- AIM
Identify all lines below that hold "foyer" and collect them.

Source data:
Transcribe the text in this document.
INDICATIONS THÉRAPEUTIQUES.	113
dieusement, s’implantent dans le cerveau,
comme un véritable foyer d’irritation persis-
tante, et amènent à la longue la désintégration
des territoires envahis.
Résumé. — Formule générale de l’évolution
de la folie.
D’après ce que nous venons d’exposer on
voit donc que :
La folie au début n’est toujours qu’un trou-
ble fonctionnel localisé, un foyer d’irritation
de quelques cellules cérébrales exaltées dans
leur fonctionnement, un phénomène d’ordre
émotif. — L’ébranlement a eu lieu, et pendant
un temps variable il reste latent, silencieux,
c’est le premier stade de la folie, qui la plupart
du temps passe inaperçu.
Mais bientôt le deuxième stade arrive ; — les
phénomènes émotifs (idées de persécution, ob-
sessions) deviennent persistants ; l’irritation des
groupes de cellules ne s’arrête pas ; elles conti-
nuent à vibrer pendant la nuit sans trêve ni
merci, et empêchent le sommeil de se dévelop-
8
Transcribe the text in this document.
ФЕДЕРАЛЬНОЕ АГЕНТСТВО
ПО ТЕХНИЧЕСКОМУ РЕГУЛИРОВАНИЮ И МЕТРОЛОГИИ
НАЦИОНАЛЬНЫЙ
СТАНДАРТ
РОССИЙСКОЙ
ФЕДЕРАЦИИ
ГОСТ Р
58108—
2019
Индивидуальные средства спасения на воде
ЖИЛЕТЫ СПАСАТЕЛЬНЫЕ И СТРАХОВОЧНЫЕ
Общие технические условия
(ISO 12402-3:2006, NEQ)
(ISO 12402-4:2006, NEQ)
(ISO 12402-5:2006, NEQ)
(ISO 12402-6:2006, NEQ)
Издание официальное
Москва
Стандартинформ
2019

- WRITTEN REPLY
comme un véritable foyer d’irritation persis-
ble fonctionnel localisé, un foyer d’irritation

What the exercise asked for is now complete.